┏━━
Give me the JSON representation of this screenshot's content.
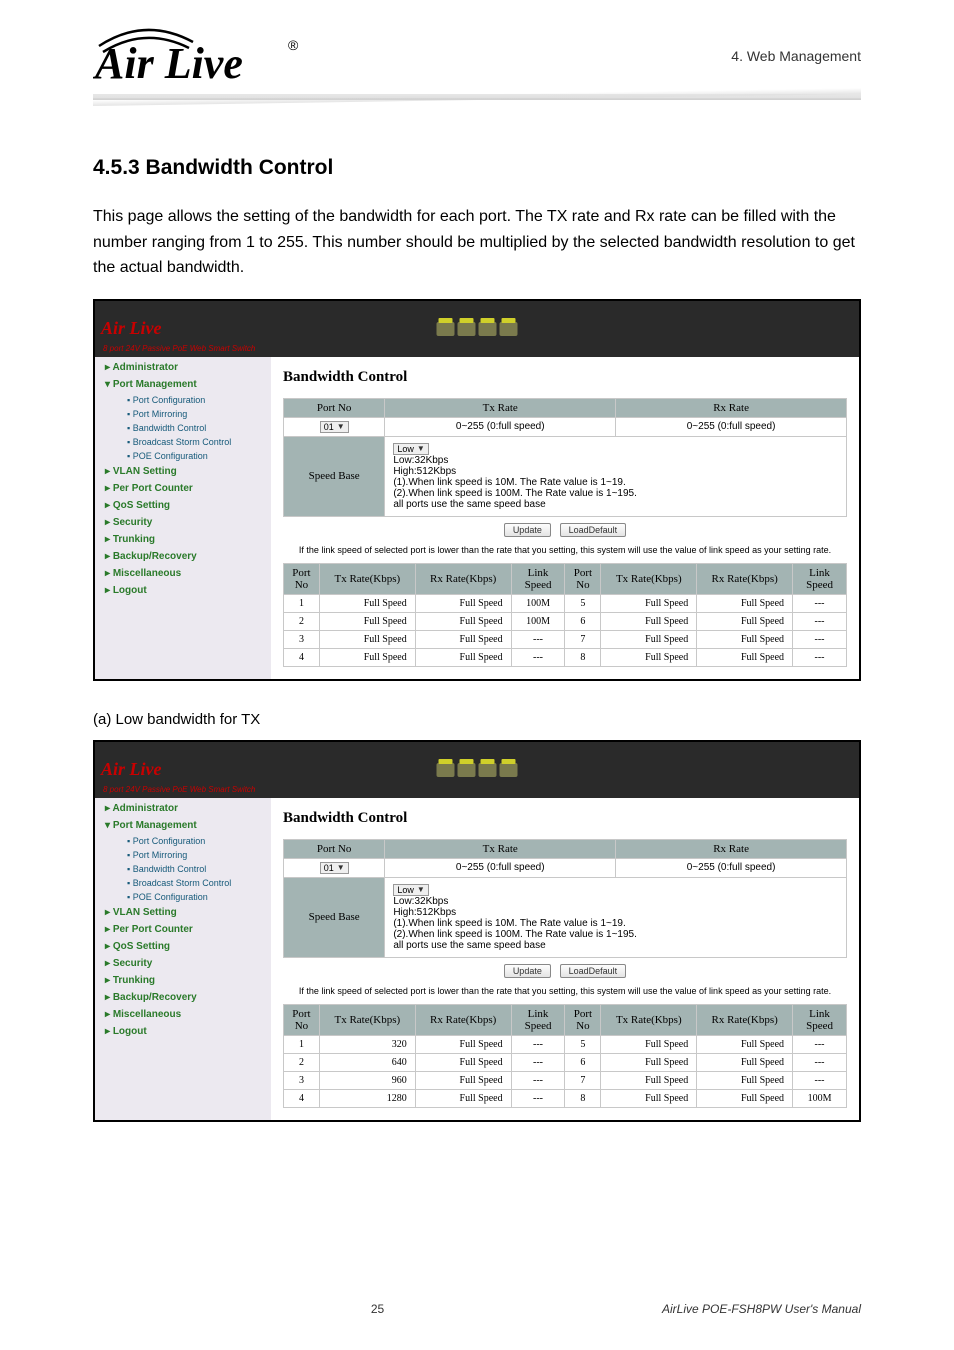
{
  "header": {
    "chapter": "4.  Web Management",
    "logo_text_air": "Air",
    "logo_text_live": "Live",
    "logo_reg": "®"
  },
  "section": {
    "number_title": "4.5.3 Bandwidth Control",
    "body": "This page allows the setting of the bandwidth for each port. The TX rate and Rx rate can be filled with the number ranging from 1 to 255. This number should be multiplied by the selected bandwidth resolution to get the actual bandwidth."
  },
  "shot_common": {
    "brand_text": "Air Live",
    "brand_sub": "8 port 24V Passive PoE Web Smart Switch",
    "panel_title": "Bandwidth Control",
    "nav": {
      "administrator": "Administrator",
      "port_management": "Port Management",
      "items": [
        "Port Configuration",
        "Port Mirroring",
        "Bandwidth Control",
        "Broadcast Storm Control",
        "POE Configuration"
      ],
      "rest": [
        "VLAN Setting",
        "Per Port Counter",
        "QoS Setting",
        "Security",
        "Trunking",
        "Backup/Recovery",
        "Miscellaneous",
        "Logout"
      ]
    },
    "config": {
      "port_no": "Port No",
      "tx_rate": "Tx Rate",
      "rx_rate": "Rx Rate",
      "port_select": "01",
      "range_text": "0~255 (0:full speed)",
      "speed_base_label": "Speed Base",
      "speed_base_select": "Low",
      "low_line": "Low:32Kbps",
      "high_line": "High:512Kbps",
      "rule1": "(1).When link speed is 10M. The Rate value is 1~19.",
      "rule2": "(2).When link speed is 100M. The Rate value is 1~195.",
      "rule3": "all ports use the same speed base",
      "btn_update": "Update",
      "btn_default": "LoadDefault",
      "note": "If the link speed of selected port is lower than the rate that you setting, this system will use the value of link speed as your setting rate."
    },
    "rates_headers": {
      "port_no": "Port No",
      "tx": "Tx Rate(Kbps)",
      "rx": "Rx Rate(Kbps)",
      "link": "Link Speed"
    }
  },
  "shot_a": {
    "rows": [
      {
        "p": "1",
        "tx": "Full Speed",
        "rx": "Full Speed",
        "ls": "100M",
        "p2": "5",
        "tx2": "Full Speed",
        "rx2": "Full Speed",
        "ls2": "---"
      },
      {
        "p": "2",
        "tx": "Full Speed",
        "rx": "Full Speed",
        "ls": "100M",
        "p2": "6",
        "tx2": "Full Speed",
        "rx2": "Full Speed",
        "ls2": "---"
      },
      {
        "p": "3",
        "tx": "Full Speed",
        "rx": "Full Speed",
        "ls": "---",
        "p2": "7",
        "tx2": "Full Speed",
        "rx2": "Full Speed",
        "ls2": "---"
      },
      {
        "p": "4",
        "tx": "Full Speed",
        "rx": "Full Speed",
        "ls": "---",
        "p2": "8",
        "tx2": "Full Speed",
        "rx2": "Full Speed",
        "ls2": "---"
      }
    ]
  },
  "caption_a": "(a)   Low bandwidth for TX",
  "shot_b": {
    "rows": [
      {
        "p": "1",
        "tx": "320",
        "rx": "Full Speed",
        "ls": "---",
        "p2": "5",
        "tx2": "Full Speed",
        "rx2": "Full Speed",
        "ls2": "---"
      },
      {
        "p": "2",
        "tx": "640",
        "rx": "Full Speed",
        "ls": "---",
        "p2": "6",
        "tx2": "Full Speed",
        "rx2": "Full Speed",
        "ls2": "---"
      },
      {
        "p": "3",
        "tx": "960",
        "rx": "Full Speed",
        "ls": "---",
        "p2": "7",
        "tx2": "Full Speed",
        "rx2": "Full Speed",
        "ls2": "---"
      },
      {
        "p": "4",
        "tx": "1280",
        "rx": "Full Speed",
        "ls": "---",
        "p2": "8",
        "tx2": "Full Speed",
        "rx2": "Full Speed",
        "ls2": "100M"
      }
    ]
  },
  "footer": {
    "page": "25",
    "manual": "AirLive POE-FSH8PW User's Manual"
  },
  "chart_data": [
    {
      "type": "table",
      "title": "Bandwidth Control — Port Rates (screenshot 1)",
      "columns": [
        "Port No",
        "Tx Rate(Kbps)",
        "Rx Rate(Kbps)",
        "Link Speed"
      ],
      "rows": [
        [
          1,
          "Full Speed",
          "Full Speed",
          "100M"
        ],
        [
          2,
          "Full Speed",
          "Full Speed",
          "100M"
        ],
        [
          3,
          "Full Speed",
          "Full Speed",
          "---"
        ],
        [
          4,
          "Full Speed",
          "Full Speed",
          "---"
        ],
        [
          5,
          "Full Speed",
          "Full Speed",
          "---"
        ],
        [
          6,
          "Full Speed",
          "Full Speed",
          "---"
        ],
        [
          7,
          "Full Speed",
          "Full Speed",
          "---"
        ],
        [
          8,
          "Full Speed",
          "Full Speed",
          "---"
        ]
      ]
    },
    {
      "type": "table",
      "title": "Bandwidth Control — Low bandwidth for TX (screenshot 2)",
      "columns": [
        "Port No",
        "Tx Rate(Kbps)",
        "Rx Rate(Kbps)",
        "Link Speed"
      ],
      "rows": [
        [
          1,
          320,
          "Full Speed",
          "---"
        ],
        [
          2,
          640,
          "Full Speed",
          "---"
        ],
        [
          3,
          960,
          "Full Speed",
          "---"
        ],
        [
          4,
          1280,
          "Full Speed",
          "---"
        ],
        [
          5,
          "Full Speed",
          "Full Speed",
          "---"
        ],
        [
          6,
          "Full Speed",
          "Full Speed",
          "---"
        ],
        [
          7,
          "Full Speed",
          "Full Speed",
          "---"
        ],
        [
          8,
          "Full Speed",
          "Full Speed",
          "100M"
        ]
      ]
    }
  ]
}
┗━━
Required work
For the records above, state how many lines include the string "screenshot", giving the number and nothing else.

Full answer
3